(What is expected) Repeat, exactly and completely, the material that follows. Omit the pictures.

(Working data)
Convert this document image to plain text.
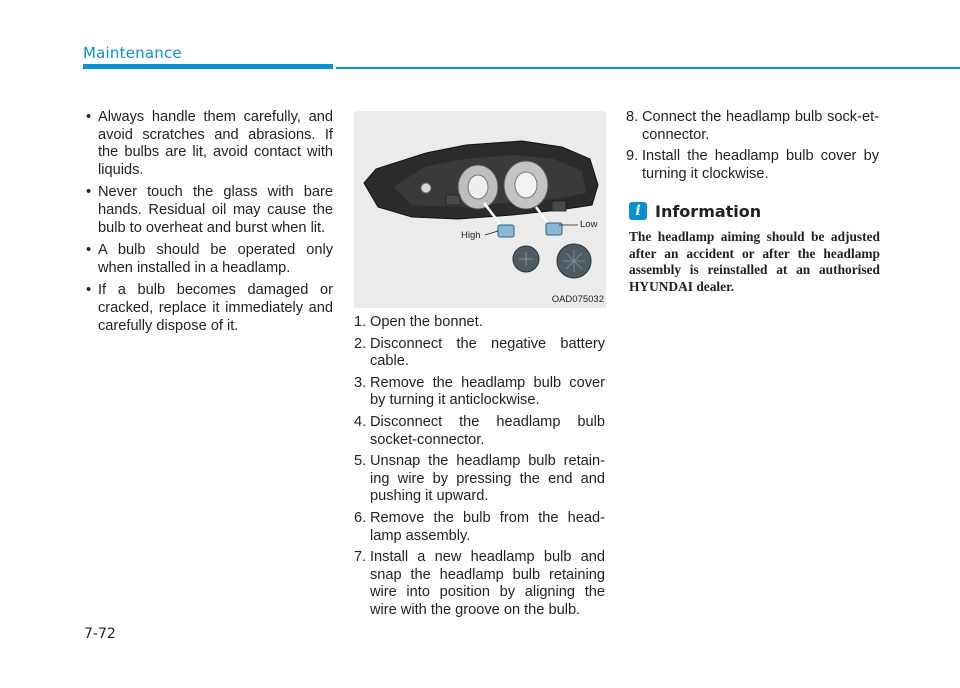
Maintenance
• Always handle them carefully, and avoid scratches and abrasions. If the bulbs are lit, avoid contact with liquids.
• Never touch the glass with bare hands. Residual oil may cause the bulb to overheat and burst when lit.
• A bulb should be operated only when installed in a headlamp.
• If a bulb becomes damaged or cracked, replace it immediately and carefully dispose of it.
High
Low
OAD075032
1. Open the bonnet.
2. Disconnect the negative battery cable.
3. Remove the headlamp bulb cover by turning it anticlockwise.
4. Disconnect the headlamp bulb socket-connector.
5. Unsnap the headlamp bulb retain-ing wire by pressing the end and pushing it upward.
6. Remove the bulb from the head-lamp assembly.
7. Install a new headlamp bulb and snap the headlamp bulb retaining wire into position by aligning the wire with the groove on the bulb.
8. Connect the headlamp bulb sock-et-connector.
9. Install the headlamp bulb cover by turning it clockwise.
i Information
The headlamp aiming should be adjusted after an accident or after the headlamp assembly is reinstalled at an authorised HYUNDAI dealer.
7-72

(Task solution)
Convert this document image to plain text.
Maintenance
• Always handle them carefully, and avoid scratches and abrasions. If the bulbs are lit, avoid contact with liquids.
• Never touch the glass with bare hands. Residual oil may cause the bulb to overheat and burst when lit.
• A bulb should be operated only when installed in a headlamp.
• If a bulb becomes damaged or cracked, replace it immediately and carefully dispose of it.
High
Low
OAD075032
1. Open the bonnet.
2. Disconnect the negative battery cable.
3. Remove the headlamp bulb cover by turning it anticlockwise.
4. Disconnect the headlamp bulb socket-connector.
5. Unsnap the headlamp bulb retain-ing wire by pressing the end and pushing it upward.
6. Remove the bulb from the head-lamp assembly.
7. Install a new headlamp bulb and snap the headlamp bulb retaining wire into position by aligning the wire with the groove on the bulb.
8. Connect the headlamp bulb sock-et-connector.
9. Install the headlamp bulb cover by turning it clockwise.
i Information
The headlamp aiming should be adjusted after an accident or after the headlamp assembly is reinstalled at an authorised HYUNDAI dealer.
7-72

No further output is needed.